[WHAT YOU WILL DO]:
Skip every image and restate the data word for word.

[EXCERPTED DATA]:
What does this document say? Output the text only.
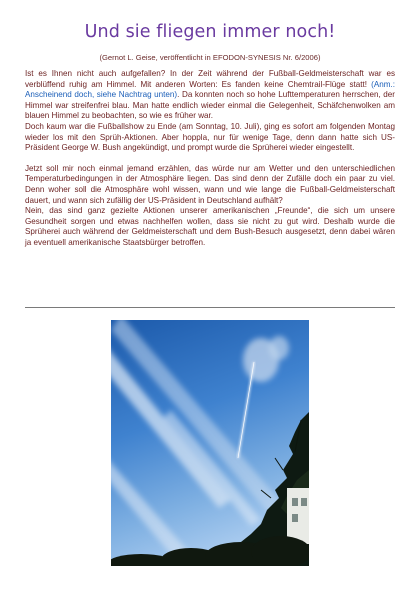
Und sie fliegen immer noch!
(Gernot L. Geise, veröffentlicht in EFODON-SYNESIS Nr. 6/2006)

Ist es Ihnen nicht auch aufgefallen? In der Zeit während der Fußball-Geldmeisterschaft war es verblüffend ruhig am Himmel. Mit anderen Worten: Es fanden keine Chemtrail-Flüge statt! (Anm.: Anscheinend doch, siehe Nachtrag unten). Da konnten noch so hohe Lufttemperaturen herrschen, der Himmel war streifenfrei blau. Man hatte endlich wieder einmal die Gelegenheit, Schäfchenwolken am blauen Himmel zu beobachten, so wie es früher war.

Doch kaum war die Fußballshow zu Ende (am Sonntag, 10. Juli), ging es sofort am folgenden Montag wieder los mit den Sprüh-Aktionen. Aber hoppla, nur für wenige Tage, denn dann hatte sich US-Präsident George W. Bush angekündigt, und prompt wurde die Sprüherei wieder eingestellt.

Jetzt soll mir noch einmal jemand erzählen, das würde nur am Wetter und den unterschiedlichen Temperaturbedingungen in der Atmosphäre liegen. Das sind denn der Zufälle doch ein paar zu viel. Denn woher soll die Atmosphäre wohl wissen, wann und wie lange die Fußball-Geldmeisterschaft dauert, und wann sich zufällig der US-Präsident in Deutschland aufhält?

Nein, das sind ganz gezielte Aktionen unserer amerikanischen „Freunde“, die sich um unsere Gesundheit sorgen und etwas nachhelfen wollen, dass sie nicht zu gut wird. Deshalb wurde die Sprüherei auch während der Geldmeisterschaft und dem Bush-Besuch ausgesetzt, denn dabei wären ja eventuell amerikanische Staatsbürger betroffen.
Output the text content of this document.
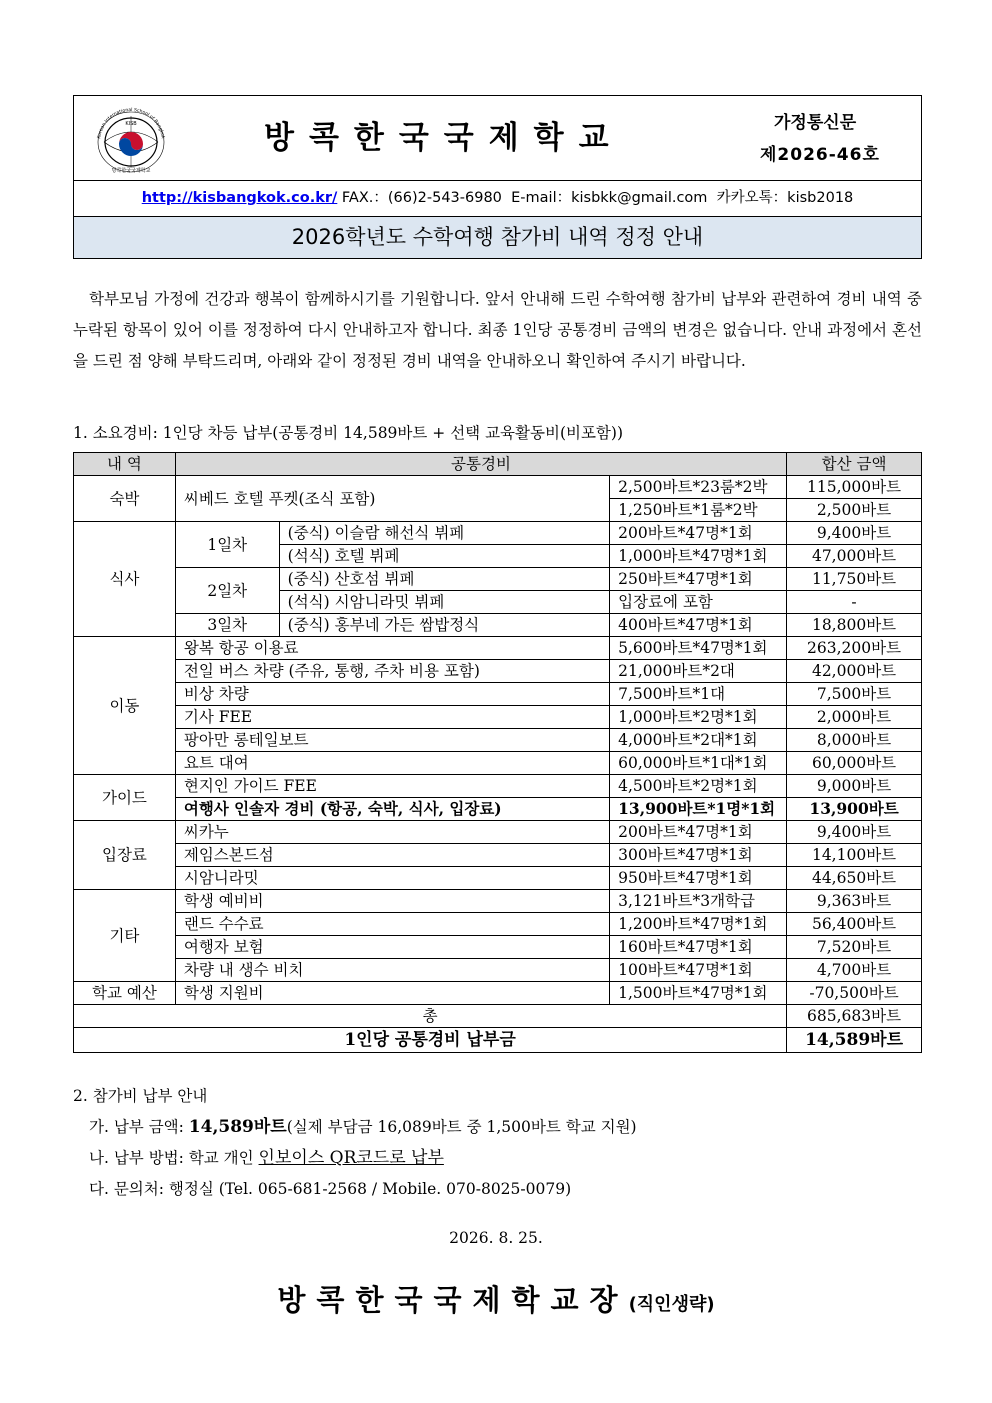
KISB
Korean International School of Bangkok
방콕한국국제학교
방콕한국국제학교	가정통신문
제2026-46호
http://kisbangkok.co.kr/ FAX.：(66)2-543-6980 E-mail：kisbkk@gmail.com 카카오톡：kisb2018
2026학년도 수학여행 참가비 내역 정정 안내

학부모님 가정에 건강과 행복이 함께하시기를 기원합니다. 앞서 안내해 드린 수학여행 참가비 납부와 관련하여 경비 내역 중 누락된 항목이 있어 이를 정정하여 다시 안내하고자 합니다. 최종 1인당 공통경비 금액의 변경은 없습니다. 안내 과정에서 혼선을 드린 점 양해 부탁드리며, 아래와 같이 정정된 경비 내역을 안내하오니 확인하여 주시기 바랍니다.

1. 소요경비: 1인당 차등 납부(공통경비 14,589바트 + 선택 교육활동비(비포함))
내 역	공통경비			합산 금액
숙박	씨베드 호텔 푸켓(조식 포함)		2,500바트*23룸*2박	115,000바트
			1,250바트*1룸*2박	2,500바트
식사	1일차	(중식) 이슬람 해선식 뷔페	200바트*47명*1회	9,400바트
		(석식) 호텔 뷔페	1,000바트*47명*1회	47,000바트
	2일차	(중식) 산호섬 뷔페	250바트*47명*1회	11,750바트
		(석식) 시암니라밋 뷔페	입장료에 포함	-
	3일차	(중식) 홍부네 가든 쌈밥정식	400바트*47명*1회	18,800바트
이동	왕복 항공 이용료		5,600바트*47명*1회	263,200바트
	전일 버스 차량 (주유, 통행, 주차 비용 포함)		21,000바트*2대	42,000바트
	비상 차량		7,500바트*1대	7,500바트
	기사 FEE		1,000바트*2명*1회	2,000바트
	팡아만 롱테일보트		4,000바트*2대*1회	8,000바트
	요트 대여		60,000바트*1대*1회	60,000바트
가이드	현지인 가이드 FEE		4,500바트*2명*1회	9,000바트
	여행사 인솔자 경비 (항공, 숙박, 식사, 입장료)		13,900바트*1명*1회	13,900바트
입장료	씨카누		200바트*47명*1회	9,400바트
	제임스본드섬		300바트*47명*1회	14,100바트
	시암니라밋		950바트*47명*1회	44,650바트
기타	학생 예비비		3,121바트*3개학급	9,363바트
	랜드 수수료		1,200바트*47명*1회	56,400바트
	여행자 보험		160바트*47명*1회	7,520바트
	차량 내 생수 비치		100바트*47명*1회	4,700바트
학교 예산	학생 지원비		1,500바트*47명*1회	-70,500바트
총				685,683바트
1인당 공통경비 납부금				14,589바트
2. 참가비 납부 안내
가. 납부 금액: 14,589바트(실제 부담금 16,089바트 중 1,500바트 학교 지원)
나. 납부 방법: 학교 개인 인보이스 QR코드로 납부
다. 문의처: 행정실 (Tel. 065-681-2568 / Mobile. 070-8025-0079)
2026. 8. 25.
방콕한국국제학교장(직인생략)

[SOLUTION FOR THIS PROBLEM]:
What does this document say? Output the text only.
Und sie fliegen immer noch!
(Gernot L. Geise, veröffentlicht in EFODON-SYNESIS Nr. 6/2006)

Ist es Ihnen nicht auch aufgefallen? In der Zeit während der Fußball-Geldmeisterschaft war es verblüffend ruhig am Himmel. Mit anderen Worten: Es fanden keine Chemtrail-Flüge statt! (Anm.: Anscheinend doch, siehe Nachtrag unten). Da konnten noch so hohe Lufttemperaturen herrschen, der Himmel war streifenfrei blau. Man hatte endlich wieder einmal die Gelegenheit, Schäfchenwolken am blauen Himmel zu beobachten, so wie es früher war.

Doch kaum war die Fußballshow zu Ende (am Sonntag, 10. Juli), ging es sofort am folgenden Montag wieder los mit den Sprüh-Aktionen. Aber hoppla, nur für wenige Tage, denn dann hatte sich US-Präsident George W. Bush angekündigt, und prompt wurde die Sprüherei wieder eingestellt.

Jetzt soll mir noch einmal jemand erzählen, das würde nur am Wetter und den unterschiedlichen Temperaturbedingungen in der Atmosphäre liegen. Das sind denn der Zufälle doch ein paar zu viel. Denn woher soll die Atmosphäre wohl wissen, wann und wie lange die Fußball-Geldmeisterschaft dauert, und wann sich zufällig der US-Präsident in Deutschland aufhält?

Nein, das sind ganz gezielte Aktionen unserer amerikanischen „Freunde“, die sich um unsere Gesundheit sorgen und etwas nachhelfen wollen, dass sie nicht zu gut wird. Deshalb wurde die Sprüherei auch während der Geldmeisterschaft und dem Bush-Besuch ausgesetzt, denn dabei wären ja eventuell amerikanische Staatsbürger betroffen.
Output the text content of this document.
KISB
Korean International School of Bangkok
방콕한국국제학교
방콕한국국제학교	가정통신문
제2026-46호
http://kisbangkok.co.kr/ FAX.：(66)2-543-6980 E-mail：kisbkk@gmail.com 카카오톡：kisb2018
2026학년도 수학여행 참가비 내역 정정 안내

학부모님 가정에 건강과 행복이 함께하시기를 기원합니다. 앞서 안내해 드린 수학여행 참가비 납부와 관련하여 경비 내역 중 누락된 항목이 있어 이를 정정하여 다시 안내하고자 합니다. 최종 1인당 공통경비 금액의 변경은 없습니다. 안내 과정에서 혼선을 드린 점 양해 부탁드리며, 아래와 같이 정정된 경비 내역을 안내하오니 확인하여 주시기 바랍니다.

1. 소요경비: 1인당 차등 납부(공통경비 14,589바트 + 선택 교육활동비(비포함))
내 역	공통경비			합산 금액
숙박	씨베드 호텔 푸켓(조식 포함)		2,500바트*23룸*2박	115,000바트
			1,250바트*1룸*2박	2,500바트
식사	1일차	(중식) 이슬람 해선식 뷔페	200바트*47명*1회	9,400바트
		(석식) 호텔 뷔페	1,000바트*47명*1회	47,000바트
	2일차	(중식) 산호섬 뷔페	250바트*47명*1회	11,750바트
		(석식) 시암니라밋 뷔페	입장료에 포함	-
	3일차	(중식) 홍부네 가든 쌈밥정식	400바트*47명*1회	18,800바트
이동	왕복 항공 이용료		5,600바트*47명*1회	263,200바트
	전일 버스 차량 (주유, 통행, 주차 비용 포함)		21,000바트*2대	42,000바트
	비상 차량		7,500바트*1대	7,500바트
	기사 FEE		1,000바트*2명*1회	2,000바트
	팡아만 롱테일보트		4,000바트*2대*1회	8,000바트
	요트 대여		60,000바트*1대*1회	60,000바트
가이드	현지인 가이드 FEE		4,500바트*2명*1회	9,000바트
	여행사 인솔자 경비 (항공, 숙박, 식사, 입장료)		13,900바트*1명*1회	13,900바트
입장료	씨카누		200바트*47명*1회	9,400바트
	제임스본드섬		300바트*47명*1회	14,100바트
	시암니라밋		950바트*47명*1회	44,650바트
기타	학생 예비비		3,121바트*3개학급	9,363바트
	랜드 수수료		1,200바트*47명*1회	56,400바트
	여행자 보험		160바트*47명*1회	7,520바트
	차량 내 생수 비치		100바트*47명*1회	4,700바트
학교 예산	학생 지원비		1,500바트*47명*1회	-70,500바트
총				685,683바트
1인당 공통경비 납부금				14,589바트
2. 참가비 납부 안내
가. 납부 금액: 14,589바트(실제 부담금 16,089바트 중 1,500바트 학교 지원)
나. 납부 방법: 학교 개인 인보이스 QR코드로 납부
다. 문의처: 행정실 (Tel. 065-681-2568 / Mobile. 070-8025-0079)
2026. 8. 25.
방콕한국국제학교장(직인생략)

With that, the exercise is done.